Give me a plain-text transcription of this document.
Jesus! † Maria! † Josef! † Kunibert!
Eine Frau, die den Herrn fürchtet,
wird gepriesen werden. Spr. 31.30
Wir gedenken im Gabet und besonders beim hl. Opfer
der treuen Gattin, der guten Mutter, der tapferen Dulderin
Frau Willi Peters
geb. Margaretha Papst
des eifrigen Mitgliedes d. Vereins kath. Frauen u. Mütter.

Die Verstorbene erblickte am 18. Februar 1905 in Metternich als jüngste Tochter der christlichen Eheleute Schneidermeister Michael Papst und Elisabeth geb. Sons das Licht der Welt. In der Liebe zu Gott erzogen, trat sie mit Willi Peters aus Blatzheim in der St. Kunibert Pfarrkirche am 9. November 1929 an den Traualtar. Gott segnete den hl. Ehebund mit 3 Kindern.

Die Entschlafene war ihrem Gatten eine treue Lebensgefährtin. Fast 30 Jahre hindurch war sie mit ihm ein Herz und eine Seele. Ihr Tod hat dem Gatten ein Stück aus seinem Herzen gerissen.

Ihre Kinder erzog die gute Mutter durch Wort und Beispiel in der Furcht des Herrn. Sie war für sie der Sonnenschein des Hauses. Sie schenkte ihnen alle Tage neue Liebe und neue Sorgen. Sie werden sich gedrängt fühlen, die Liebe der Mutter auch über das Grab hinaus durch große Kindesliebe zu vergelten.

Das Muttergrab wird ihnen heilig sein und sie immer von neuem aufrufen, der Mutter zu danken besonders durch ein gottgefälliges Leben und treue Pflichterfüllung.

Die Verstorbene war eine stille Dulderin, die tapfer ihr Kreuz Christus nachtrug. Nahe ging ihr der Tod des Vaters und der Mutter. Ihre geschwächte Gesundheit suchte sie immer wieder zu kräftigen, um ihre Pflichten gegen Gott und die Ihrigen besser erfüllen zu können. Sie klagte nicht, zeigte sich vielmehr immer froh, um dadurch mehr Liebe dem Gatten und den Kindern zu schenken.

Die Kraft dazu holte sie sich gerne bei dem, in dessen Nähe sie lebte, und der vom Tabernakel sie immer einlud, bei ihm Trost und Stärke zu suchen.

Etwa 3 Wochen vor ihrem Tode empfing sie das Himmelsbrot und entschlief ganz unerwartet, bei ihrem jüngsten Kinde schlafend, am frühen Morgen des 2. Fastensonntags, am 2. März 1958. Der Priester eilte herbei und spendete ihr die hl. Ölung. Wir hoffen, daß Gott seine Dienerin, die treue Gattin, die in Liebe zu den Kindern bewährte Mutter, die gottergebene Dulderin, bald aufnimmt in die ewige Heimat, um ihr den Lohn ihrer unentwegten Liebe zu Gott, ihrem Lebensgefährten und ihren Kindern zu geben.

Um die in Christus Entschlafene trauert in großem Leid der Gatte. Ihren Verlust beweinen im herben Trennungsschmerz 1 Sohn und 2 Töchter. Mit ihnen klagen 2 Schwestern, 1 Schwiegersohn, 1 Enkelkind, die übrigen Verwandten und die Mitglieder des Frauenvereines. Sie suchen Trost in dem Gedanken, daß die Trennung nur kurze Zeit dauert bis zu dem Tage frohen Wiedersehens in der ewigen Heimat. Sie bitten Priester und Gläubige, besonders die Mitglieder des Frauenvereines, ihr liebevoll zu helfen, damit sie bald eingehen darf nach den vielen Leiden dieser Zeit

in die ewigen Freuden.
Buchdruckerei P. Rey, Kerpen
****************************************
▸ The problem
Extract, from the material above, each line holding the word "immer".

▸ Response below
Das Muttergrab wird ihnen heilig sein und sie immer von neuem aufrufen, der Mutter zu danken besonders durch ein gottgefälliges Leben und treue Pflichterfüllung.
Die Verstorbene war eine stille Dulderin, die tapfer ihr Kreuz Christus nachtrug. Nahe ging ihr der Tod des Vaters und der Mutter. Ihre geschwächte Gesundheit suchte sie immer wieder zu kräftigen, um ihre Pflichten gegen Gott und die Ihrigen besser erfüllen zu können. Sie klagte nicht, zeigte sich vielmehr immer froh, um dadurch mehr Liebe dem Gatten und den Kindern zu schenken.
Die Kraft dazu holte sie sich gerne bei dem, in dessen Nähe sie lebte, und der vom Tabernakel sie immer einlud, bei ihm Trost und Stärke zu suchen.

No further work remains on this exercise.